--- Written problem ---
Copy each line below without leaving any out.

--- Data to process ---
%%
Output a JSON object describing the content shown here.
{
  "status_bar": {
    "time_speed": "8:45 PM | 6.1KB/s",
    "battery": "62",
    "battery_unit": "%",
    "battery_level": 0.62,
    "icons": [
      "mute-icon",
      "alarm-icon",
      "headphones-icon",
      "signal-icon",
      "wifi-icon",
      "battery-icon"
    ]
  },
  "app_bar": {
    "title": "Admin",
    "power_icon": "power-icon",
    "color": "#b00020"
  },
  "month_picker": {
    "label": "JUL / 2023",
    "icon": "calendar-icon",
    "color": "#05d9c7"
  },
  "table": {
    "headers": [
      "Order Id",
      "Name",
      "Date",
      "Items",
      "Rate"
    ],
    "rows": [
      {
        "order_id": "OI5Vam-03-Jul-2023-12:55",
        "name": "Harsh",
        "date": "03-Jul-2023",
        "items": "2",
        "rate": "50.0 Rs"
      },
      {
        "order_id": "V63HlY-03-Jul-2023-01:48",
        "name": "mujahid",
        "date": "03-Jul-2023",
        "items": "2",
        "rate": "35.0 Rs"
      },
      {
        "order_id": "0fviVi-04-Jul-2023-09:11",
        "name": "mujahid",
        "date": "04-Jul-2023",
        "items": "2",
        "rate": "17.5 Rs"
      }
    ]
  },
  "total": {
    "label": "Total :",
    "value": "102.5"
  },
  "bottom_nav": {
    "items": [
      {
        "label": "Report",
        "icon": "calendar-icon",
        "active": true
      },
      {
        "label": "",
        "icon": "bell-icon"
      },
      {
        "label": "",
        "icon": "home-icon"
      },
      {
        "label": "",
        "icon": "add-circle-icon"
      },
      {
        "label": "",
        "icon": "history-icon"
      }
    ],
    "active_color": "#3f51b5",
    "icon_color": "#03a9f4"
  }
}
%%
--- Expected answer ---
Output a JSON object describing the content shown here.
{
  "status_bar": {
    "time_speed": "8:45 PM | 6.1KB/s",
    "battery": "62",
    "battery_unit": "%",
    "battery_level": 0.62,
    "icons": [
      "mute-icon",
      "alarm-icon",
      "headphones-icon",
      "signal-icon",
      "wifi-icon",
      "battery-icon"
    ]
  },
  "app_bar": {
    "title": "Admin",
    "power_icon": "power-icon",
    "color": "#b00020"
  },
  "month_picker": {
    "label": "JUL / 2023",
    "icon": "calendar-icon",
    "color": "#05d9c7"
  },
  "table": {
    "headers": [
      "Order Id",
      "Name",
      "Date",
      "Items",
      "Rate"
    ],
    "rows": [
      {
        "order_id": "OI5Vam-03-Jul-2023-12:55",
        "name": "Harsh",
        "date": "03-Jul-2023",
        "items": "2",
        "rate": "50.0 Rs"
      },
      {
        "order_id": "V63HlY-03-Jul-2023-01:48",
        "name": "mujahid",
        "date": "03-Jul-2023",
        "items": "2",
        "rate": "35.0 Rs"
      },
      {
        "order_id": "0fviVi-04-Jul-2023-09:11",
        "name": "mujahid",
        "date": "04-Jul-2023",
        "items": "2",
        "rate": "17.5 Rs"
      }
    ]
  },
  "total": {
    "label": "Total :",
    "value": "102.5"
  },
  "bottom_nav": {
    "items": [
      {
        "label": "Report",
        "icon": "calendar-icon",
        "active": true
      },
      {
        "label": "",
        "icon": "bell-icon"
      },
      {
        "label": "",
        "icon": "home-icon"
      },
      {
        "label": "",
        "icon": "add-circle-icon"
      },
      {
        "label": "",
        "icon": "history-icon"
      }
    ],
    "active_color": "#3f51b5",
    "icon_color": "#03a9f4"
  }
}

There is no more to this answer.